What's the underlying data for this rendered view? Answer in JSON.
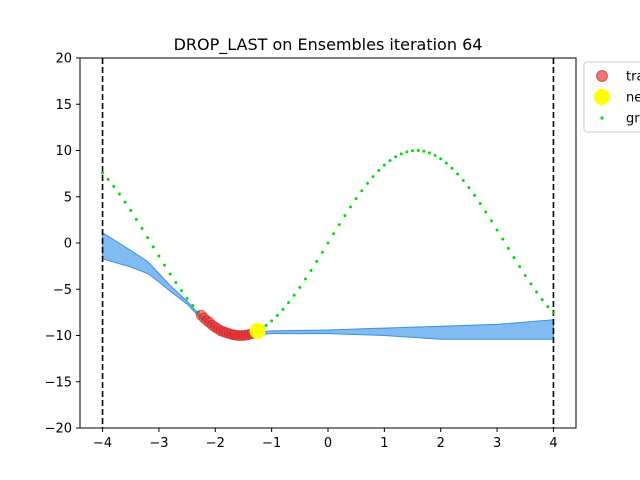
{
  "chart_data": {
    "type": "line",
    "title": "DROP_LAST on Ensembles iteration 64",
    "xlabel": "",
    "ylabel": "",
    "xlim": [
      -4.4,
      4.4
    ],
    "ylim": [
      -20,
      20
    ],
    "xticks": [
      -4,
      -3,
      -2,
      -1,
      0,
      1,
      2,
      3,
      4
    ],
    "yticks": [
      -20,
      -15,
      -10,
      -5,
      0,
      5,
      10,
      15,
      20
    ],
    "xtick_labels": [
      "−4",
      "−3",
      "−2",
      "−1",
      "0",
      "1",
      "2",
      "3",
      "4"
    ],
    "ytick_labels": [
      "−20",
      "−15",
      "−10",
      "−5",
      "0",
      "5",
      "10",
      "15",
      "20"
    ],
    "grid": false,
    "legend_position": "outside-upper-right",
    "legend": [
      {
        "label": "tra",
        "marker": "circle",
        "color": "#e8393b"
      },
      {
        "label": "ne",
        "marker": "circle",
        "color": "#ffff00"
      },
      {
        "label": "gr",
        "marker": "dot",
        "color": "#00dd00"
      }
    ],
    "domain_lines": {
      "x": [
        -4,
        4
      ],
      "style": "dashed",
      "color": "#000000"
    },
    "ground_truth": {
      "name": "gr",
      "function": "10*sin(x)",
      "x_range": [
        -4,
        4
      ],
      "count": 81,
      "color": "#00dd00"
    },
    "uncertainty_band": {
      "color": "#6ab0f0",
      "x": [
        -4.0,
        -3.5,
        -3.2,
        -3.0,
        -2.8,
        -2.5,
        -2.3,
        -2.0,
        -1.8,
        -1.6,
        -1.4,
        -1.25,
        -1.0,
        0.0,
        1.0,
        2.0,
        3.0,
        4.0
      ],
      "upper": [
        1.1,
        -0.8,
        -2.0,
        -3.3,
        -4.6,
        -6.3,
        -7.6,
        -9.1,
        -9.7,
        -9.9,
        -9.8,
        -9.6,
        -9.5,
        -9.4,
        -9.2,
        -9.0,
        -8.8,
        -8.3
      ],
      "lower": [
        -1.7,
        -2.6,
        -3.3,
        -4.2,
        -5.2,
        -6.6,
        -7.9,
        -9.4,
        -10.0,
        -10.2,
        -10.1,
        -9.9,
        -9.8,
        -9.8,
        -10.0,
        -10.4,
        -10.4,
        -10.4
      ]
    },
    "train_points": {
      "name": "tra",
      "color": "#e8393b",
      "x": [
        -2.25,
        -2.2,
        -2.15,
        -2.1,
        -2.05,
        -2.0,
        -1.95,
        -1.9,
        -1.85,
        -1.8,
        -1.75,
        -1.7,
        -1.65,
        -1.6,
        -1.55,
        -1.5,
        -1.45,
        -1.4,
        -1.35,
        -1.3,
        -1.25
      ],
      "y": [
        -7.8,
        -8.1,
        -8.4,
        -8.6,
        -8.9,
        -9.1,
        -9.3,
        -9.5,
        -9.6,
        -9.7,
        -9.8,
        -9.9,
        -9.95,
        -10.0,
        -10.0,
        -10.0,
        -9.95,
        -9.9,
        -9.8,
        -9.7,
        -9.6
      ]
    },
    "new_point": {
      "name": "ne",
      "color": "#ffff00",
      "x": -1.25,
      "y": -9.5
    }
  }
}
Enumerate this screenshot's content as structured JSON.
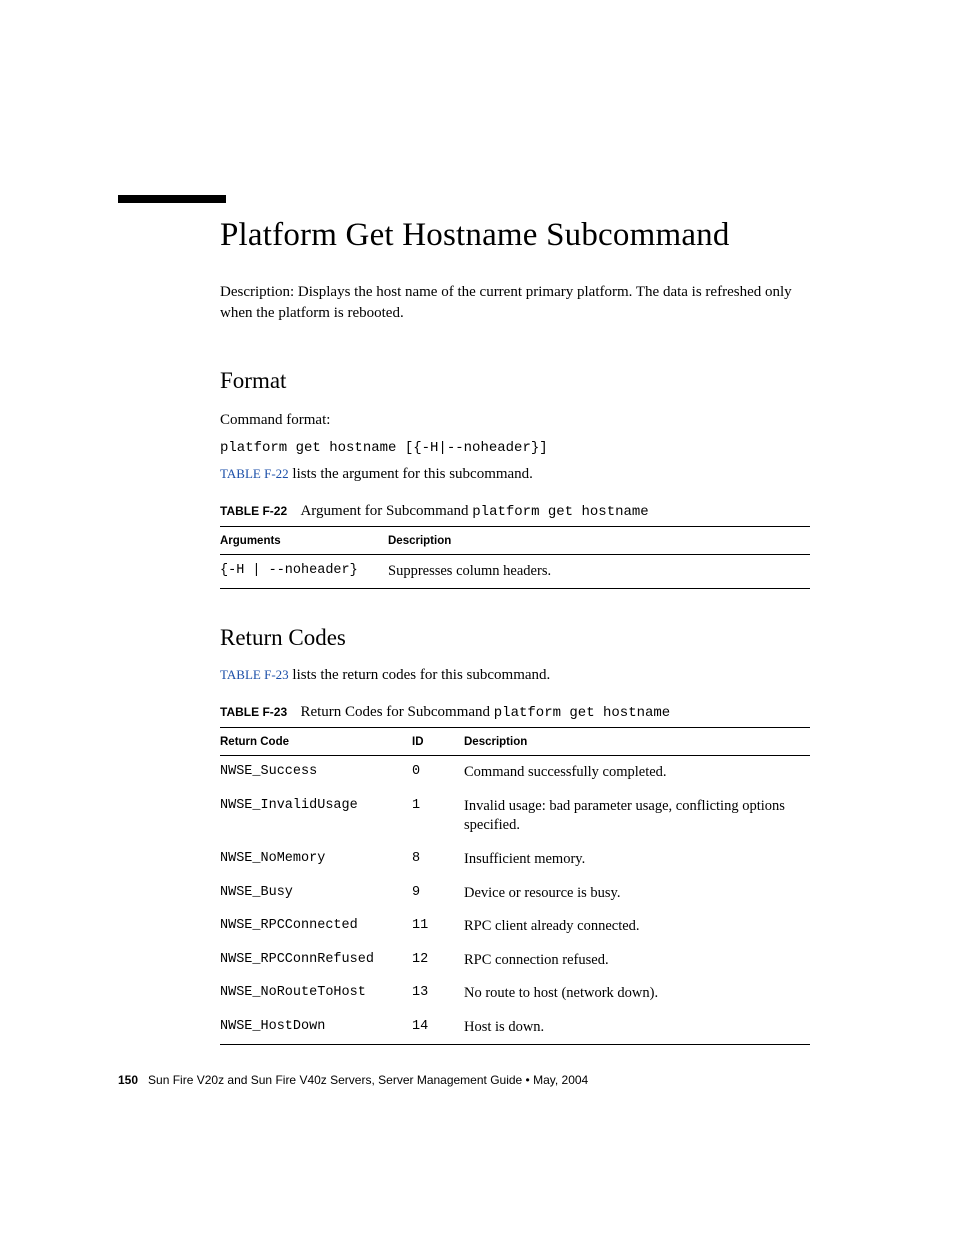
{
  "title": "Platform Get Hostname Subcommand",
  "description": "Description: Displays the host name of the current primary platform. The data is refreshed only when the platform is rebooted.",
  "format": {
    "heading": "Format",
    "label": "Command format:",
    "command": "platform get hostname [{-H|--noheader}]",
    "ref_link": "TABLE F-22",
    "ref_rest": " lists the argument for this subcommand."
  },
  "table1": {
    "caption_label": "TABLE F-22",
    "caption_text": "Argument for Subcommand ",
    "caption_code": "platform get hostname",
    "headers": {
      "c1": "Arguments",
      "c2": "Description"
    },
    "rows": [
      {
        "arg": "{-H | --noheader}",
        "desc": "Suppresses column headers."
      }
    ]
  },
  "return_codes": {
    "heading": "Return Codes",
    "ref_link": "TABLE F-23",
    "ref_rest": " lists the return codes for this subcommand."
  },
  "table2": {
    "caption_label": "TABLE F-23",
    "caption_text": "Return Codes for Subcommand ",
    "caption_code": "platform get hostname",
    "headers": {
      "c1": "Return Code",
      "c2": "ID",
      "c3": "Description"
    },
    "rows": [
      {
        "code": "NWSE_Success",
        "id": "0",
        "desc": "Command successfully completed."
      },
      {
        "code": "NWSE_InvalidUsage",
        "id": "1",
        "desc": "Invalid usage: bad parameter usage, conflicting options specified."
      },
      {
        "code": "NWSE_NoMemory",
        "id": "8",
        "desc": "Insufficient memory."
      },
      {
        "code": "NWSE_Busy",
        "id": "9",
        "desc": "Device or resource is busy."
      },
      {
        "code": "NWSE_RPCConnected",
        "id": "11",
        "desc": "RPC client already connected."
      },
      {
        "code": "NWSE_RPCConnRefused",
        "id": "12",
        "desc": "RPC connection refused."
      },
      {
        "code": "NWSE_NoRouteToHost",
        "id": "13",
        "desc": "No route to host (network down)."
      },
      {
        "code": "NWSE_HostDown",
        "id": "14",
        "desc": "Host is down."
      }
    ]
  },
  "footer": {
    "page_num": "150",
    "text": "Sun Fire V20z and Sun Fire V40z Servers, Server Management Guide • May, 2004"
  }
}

• **Written exercise**
Using the material above, return every line exactly as it appears, minus the pictures.

• **The result**
What's the underlying data for this rendered view? Answer in JSON.
{
  "chart_data": {
    "type": "line",
    "title": "DROP_LAST on Ensembles iteration 64",
    "xlabel": "",
    "ylabel": "",
    "xlim": [
      -4.4,
      4.4
    ],
    "ylim": [
      -20,
      20
    ],
    "xticks": [
      -4,
      -3,
      -2,
      -1,
      0,
      1,
      2,
      3,
      4
    ],
    "yticks": [
      -20,
      -15,
      -10,
      -5,
      0,
      5,
      10,
      15,
      20
    ],
    "xtick_labels": [
      "−4",
      "−3",
      "−2",
      "−1",
      "0",
      "1",
      "2",
      "3",
      "4"
    ],
    "ytick_labels": [
      "−20",
      "−15",
      "−10",
      "−5",
      "0",
      "5",
      "10",
      "15",
      "20"
    ],
    "grid": false,
    "legend_position": "outside-upper-right",
    "legend": [
      {
        "label": "tra",
        "marker": "circle",
        "color": "#e8393b"
      },
      {
        "label": "ne",
        "marker": "circle",
        "color": "#ffff00"
      },
      {
        "label": "gr",
        "marker": "dot",
        "color": "#00dd00"
      }
    ],
    "domain_lines": {
      "x": [
        -4,
        4
      ],
      "style": "dashed",
      "color": "#000000"
    },
    "ground_truth": {
      "name": "gr",
      "function": "10*sin(x)",
      "x_range": [
        -4,
        4
      ],
      "count": 81,
      "color": "#00dd00"
    },
    "uncertainty_band": {
      "color": "#6ab0f0",
      "x": [
        -4.0,
        -3.5,
        -3.2,
        -3.0,
        -2.8,
        -2.5,
        -2.3,
        -2.0,
        -1.8,
        -1.6,
        -1.4,
        -1.25,
        -1.0,
        0.0,
        1.0,
        2.0,
        3.0,
        4.0
      ],
      "upper": [
        1.1,
        -0.8,
        -2.0,
        -3.3,
        -4.6,
        -6.3,
        -7.6,
        -9.1,
        -9.7,
        -9.9,
        -9.8,
        -9.6,
        -9.5,
        -9.4,
        -9.2,
        -9.0,
        -8.8,
        -8.3
      ],
      "lower": [
        -1.7,
        -2.6,
        -3.3,
        -4.2,
        -5.2,
        -6.6,
        -7.9,
        -9.4,
        -10.0,
        -10.2,
        -10.1,
        -9.9,
        -9.8,
        -9.8,
        -10.0,
        -10.4,
        -10.4,
        -10.4
      ]
    },
    "train_points": {
      "name": "tra",
      "color": "#e8393b",
      "x": [
        -2.25,
        -2.2,
        -2.15,
        -2.1,
        -2.05,
        -2.0,
        -1.95,
        -1.9,
        -1.85,
        -1.8,
        -1.75,
        -1.7,
        -1.65,
        -1.6,
        -1.55,
        -1.5,
        -1.45,
        -1.4,
        -1.35,
        -1.3,
        -1.25
      ],
      "y": [
        -7.8,
        -8.1,
        -8.4,
        -8.6,
        -8.9,
        -9.1,
        -9.3,
        -9.5,
        -9.6,
        -9.7,
        -9.8,
        -9.9,
        -9.95,
        -10.0,
        -10.0,
        -10.0,
        -9.95,
        -9.9,
        -9.8,
        -9.7,
        -9.6
      ]
    },
    "new_point": {
      "name": "ne",
      "color": "#ffff00",
      "x": -1.25,
      "y": -9.5
    }
  }
}
Enumerate this screenshot's content as structured JSON.
{
  "title": "Platform Get Hostname Subcommand",
  "description": "Description: Displays the host name of the current primary platform. The data is refreshed only when the platform is rebooted.",
  "format": {
    "heading": "Format",
    "label": "Command format:",
    "command": "platform get hostname [{-H|--noheader}]",
    "ref_link": "TABLE F-22",
    "ref_rest": " lists the argument for this subcommand."
  },
  "table1": {
    "caption_label": "TABLE F-22",
    "caption_text": "Argument for Subcommand ",
    "caption_code": "platform get hostname",
    "headers": {
      "c1": "Arguments",
      "c2": "Description"
    },
    "rows": [
      {
        "arg": "{-H | --noheader}",
        "desc": "Suppresses column headers."
      }
    ]
  },
  "return_codes": {
    "heading": "Return Codes",
    "ref_link": "TABLE F-23",
    "ref_rest": " lists the return codes for this subcommand."
  },
  "table2": {
    "caption_label": "TABLE F-23",
    "caption_text": "Return Codes for Subcommand ",
    "caption_code": "platform get hostname",
    "headers": {
      "c1": "Return Code",
      "c2": "ID",
      "c3": "Description"
    },
    "rows": [
      {
        "code": "NWSE_Success",
        "id": "0",
        "desc": "Command successfully completed."
      },
      {
        "code": "NWSE_InvalidUsage",
        "id": "1",
        "desc": "Invalid usage: bad parameter usage, conflicting options specified."
      },
      {
        "code": "NWSE_NoMemory",
        "id": "8",
        "desc": "Insufficient memory."
      },
      {
        "code": "NWSE_Busy",
        "id": "9",
        "desc": "Device or resource is busy."
      },
      {
        "code": "NWSE_RPCConnected",
        "id": "11",
        "desc": "RPC client already connected."
      },
      {
        "code": "NWSE_RPCConnRefused",
        "id": "12",
        "desc": "RPC connection refused."
      },
      {
        "code": "NWSE_NoRouteToHost",
        "id": "13",
        "desc": "No route to host (network down)."
      },
      {
        "code": "NWSE_HostDown",
        "id": "14",
        "desc": "Host is down."
      }
    ]
  },
  "footer": {
    "page_num": "150",
    "text": "Sun Fire V20z and Sun Fire V40z Servers, Server Management Guide • May, 2004"
  }
}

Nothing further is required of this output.